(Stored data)
- - -
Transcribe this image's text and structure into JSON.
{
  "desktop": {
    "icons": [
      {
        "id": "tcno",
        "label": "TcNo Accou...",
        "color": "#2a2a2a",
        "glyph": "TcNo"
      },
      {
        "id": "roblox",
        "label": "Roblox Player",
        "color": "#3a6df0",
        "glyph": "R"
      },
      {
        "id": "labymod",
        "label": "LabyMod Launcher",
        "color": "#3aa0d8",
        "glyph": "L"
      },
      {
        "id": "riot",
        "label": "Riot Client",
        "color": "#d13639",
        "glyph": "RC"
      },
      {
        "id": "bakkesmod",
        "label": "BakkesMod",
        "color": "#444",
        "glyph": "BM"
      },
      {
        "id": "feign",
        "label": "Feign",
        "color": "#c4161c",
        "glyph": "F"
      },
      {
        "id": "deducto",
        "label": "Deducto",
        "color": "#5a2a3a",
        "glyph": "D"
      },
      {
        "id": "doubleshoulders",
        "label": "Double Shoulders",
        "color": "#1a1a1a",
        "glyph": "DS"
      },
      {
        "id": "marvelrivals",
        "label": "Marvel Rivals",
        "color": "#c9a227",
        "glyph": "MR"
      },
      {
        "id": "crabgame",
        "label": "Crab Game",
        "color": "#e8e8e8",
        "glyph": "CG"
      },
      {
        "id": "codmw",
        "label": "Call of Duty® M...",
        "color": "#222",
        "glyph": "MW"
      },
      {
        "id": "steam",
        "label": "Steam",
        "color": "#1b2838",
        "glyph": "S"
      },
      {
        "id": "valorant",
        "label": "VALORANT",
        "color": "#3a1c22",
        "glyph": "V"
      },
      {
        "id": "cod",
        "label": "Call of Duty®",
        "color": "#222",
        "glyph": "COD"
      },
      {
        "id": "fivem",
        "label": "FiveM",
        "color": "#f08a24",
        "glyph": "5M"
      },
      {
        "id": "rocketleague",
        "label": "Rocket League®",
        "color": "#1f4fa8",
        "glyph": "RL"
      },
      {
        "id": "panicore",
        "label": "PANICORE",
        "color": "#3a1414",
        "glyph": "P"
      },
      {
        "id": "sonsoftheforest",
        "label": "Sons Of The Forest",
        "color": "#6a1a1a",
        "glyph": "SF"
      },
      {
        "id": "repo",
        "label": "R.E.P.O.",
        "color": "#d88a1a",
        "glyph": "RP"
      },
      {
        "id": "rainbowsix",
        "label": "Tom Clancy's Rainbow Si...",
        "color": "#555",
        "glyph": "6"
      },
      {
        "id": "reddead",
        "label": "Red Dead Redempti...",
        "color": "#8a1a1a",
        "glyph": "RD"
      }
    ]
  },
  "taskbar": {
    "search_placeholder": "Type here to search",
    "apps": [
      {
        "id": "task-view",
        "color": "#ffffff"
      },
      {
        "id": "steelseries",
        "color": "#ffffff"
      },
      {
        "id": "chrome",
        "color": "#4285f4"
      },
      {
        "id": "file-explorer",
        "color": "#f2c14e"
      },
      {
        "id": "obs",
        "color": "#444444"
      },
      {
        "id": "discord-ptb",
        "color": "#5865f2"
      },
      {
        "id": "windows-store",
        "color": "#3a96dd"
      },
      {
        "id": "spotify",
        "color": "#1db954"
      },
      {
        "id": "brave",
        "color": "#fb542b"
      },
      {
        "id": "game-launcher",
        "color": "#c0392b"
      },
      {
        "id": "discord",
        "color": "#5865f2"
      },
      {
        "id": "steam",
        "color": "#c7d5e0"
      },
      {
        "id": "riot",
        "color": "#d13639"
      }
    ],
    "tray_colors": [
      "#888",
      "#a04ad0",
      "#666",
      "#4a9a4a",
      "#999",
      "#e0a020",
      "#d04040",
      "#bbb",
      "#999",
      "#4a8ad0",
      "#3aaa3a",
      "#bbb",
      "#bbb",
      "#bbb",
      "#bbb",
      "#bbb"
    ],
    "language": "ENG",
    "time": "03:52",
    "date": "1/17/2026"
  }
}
- - -
Task description:
Using the data above, output each line exactly.

Exercise response:
Transcribe this image's text and structure into JSON.
{
  "desktop": {
    "icons": [
      {
        "id": "tcno",
        "label": "TcNo Accou...",
        "color": "#2a2a2a",
        "glyph": "TcNo"
      },
      {
        "id": "roblox",
        "label": "Roblox Player",
        "color": "#3a6df0",
        "glyph": "R"
      },
      {
        "id": "labymod",
        "label": "LabyMod Launcher",
        "color": "#3aa0d8",
        "glyph": "L"
      },
      {
        "id": "riot",
        "label": "Riot Client",
        "color": "#d13639",
        "glyph": "RC"
      },
      {
        "id": "bakkesmod",
        "label": "BakkesMod",
        "color": "#444",
        "glyph": "BM"
      },
      {
        "id": "feign",
        "label": "Feign",
        "color": "#c4161c",
        "glyph": "F"
      },
      {
        "id": "deducto",
        "label": "Deducto",
        "color": "#5a2a3a",
        "glyph": "D"
      },
      {
        "id": "doubleshoulders",
        "label": "Double Shoulders",
        "color": "#1a1a1a",
        "glyph": "DS"
      },
      {
        "id": "marvelrivals",
        "label": "Marvel Rivals",
        "color": "#c9a227",
        "glyph": "MR"
      },
      {
        "id": "crabgame",
        "label": "Crab Game",
        "color": "#e8e8e8",
        "glyph": "CG"
      },
      {
        "id": "codmw",
        "label": "Call of Duty® M...",
        "color": "#222",
        "glyph": "MW"
      },
      {
        "id": "steam",
        "label": "Steam",
        "color": "#1b2838",
        "glyph": "S"
      },
      {
        "id": "valorant",
        "label": "VALORANT",
        "color": "#3a1c22",
        "glyph": "V"
      },
      {
        "id": "cod",
        "label": "Call of Duty®",
        "color": "#222",
        "glyph": "COD"
      },
      {
        "id": "fivem",
        "label": "FiveM",
        "color": "#f08a24",
        "glyph": "5M"
      },
      {
        "id": "rocketleague",
        "label": "Rocket League®",
        "color": "#1f4fa8",
        "glyph": "RL"
      },
      {
        "id": "panicore",
        "label": "PANICORE",
        "color": "#3a1414",
        "glyph": "P"
      },
      {
        "id": "sonsoftheforest",
        "label": "Sons Of The Forest",
        "color": "#6a1a1a",
        "glyph": "SF"
      },
      {
        "id": "repo",
        "label": "R.E.P.O.",
        "color": "#d88a1a",
        "glyph": "RP"
      },
      {
        "id": "rainbowsix",
        "label": "Tom Clancy's Rainbow Si...",
        "color": "#555",
        "glyph": "6"
      },
      {
        "id": "reddead",
        "label": "Red Dead Redempti...",
        "color": "#8a1a1a",
        "glyph": "RD"
      }
    ]
  },
  "taskbar": {
    "search_placeholder": "Type here to search",
    "apps": [
      {
        "id": "task-view",
        "color": "#ffffff"
      },
      {
        "id": "steelseries",
        "color": "#ffffff"
      },
      {
        "id": "chrome",
        "color": "#4285f4"
      },
      {
        "id": "file-explorer",
        "color": "#f2c14e"
      },
      {
        "id": "obs",
        "color": "#444444"
      },
      {
        "id": "discord-ptb",
        "color": "#5865f2"
      },
      {
        "id": "windows-store",
        "color": "#3a96dd"
      },
      {
        "id": "spotify",
        "color": "#1db954"
      },
      {
        "id": "brave",
        "color": "#fb542b"
      },
      {
        "id": "game-launcher",
        "color": "#c0392b"
      },
      {
        "id": "discord",
        "color": "#5865f2"
      },
      {
        "id": "steam",
        "color": "#c7d5e0"
      },
      {
        "id": "riot",
        "color": "#d13639"
      }
    ],
    "tray_colors": [
      "#888",
      "#a04ad0",
      "#666",
      "#4a9a4a",
      "#999",
      "#e0a020",
      "#d04040",
      "#bbb",
      "#999",
      "#4a8ad0",
      "#3aaa3a",
      "#bbb",
      "#bbb",
      "#bbb",
      "#bbb",
      "#bbb"
    ],
    "language": "ENG",
    "time": "03:52",
    "date": "1/17/2026"
  }
}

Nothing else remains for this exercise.